• [TASK OBJECTIVE]: Tally the lines containing the word "SLICED" and give the total alone.

• [INPUT DATA]:
::::
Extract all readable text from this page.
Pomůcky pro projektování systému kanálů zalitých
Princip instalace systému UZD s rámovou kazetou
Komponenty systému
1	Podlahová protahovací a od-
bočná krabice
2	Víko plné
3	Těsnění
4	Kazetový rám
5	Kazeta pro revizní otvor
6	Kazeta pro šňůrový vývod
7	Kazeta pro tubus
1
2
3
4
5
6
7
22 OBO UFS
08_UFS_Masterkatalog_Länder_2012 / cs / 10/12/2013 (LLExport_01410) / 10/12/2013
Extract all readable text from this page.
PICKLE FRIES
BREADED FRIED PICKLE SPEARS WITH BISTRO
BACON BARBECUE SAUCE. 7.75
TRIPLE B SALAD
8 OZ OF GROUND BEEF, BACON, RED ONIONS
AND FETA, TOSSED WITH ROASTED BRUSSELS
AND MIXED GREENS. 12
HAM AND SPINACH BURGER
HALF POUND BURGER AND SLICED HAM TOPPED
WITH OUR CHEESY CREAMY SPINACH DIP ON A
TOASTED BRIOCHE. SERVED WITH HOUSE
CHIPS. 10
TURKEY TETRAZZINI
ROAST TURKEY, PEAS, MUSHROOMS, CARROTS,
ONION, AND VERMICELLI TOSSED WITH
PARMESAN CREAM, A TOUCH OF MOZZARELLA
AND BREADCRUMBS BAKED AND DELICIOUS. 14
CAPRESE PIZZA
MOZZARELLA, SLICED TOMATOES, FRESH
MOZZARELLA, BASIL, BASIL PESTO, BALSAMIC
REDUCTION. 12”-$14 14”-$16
::::
• [FINISHED EXERCISE]: 2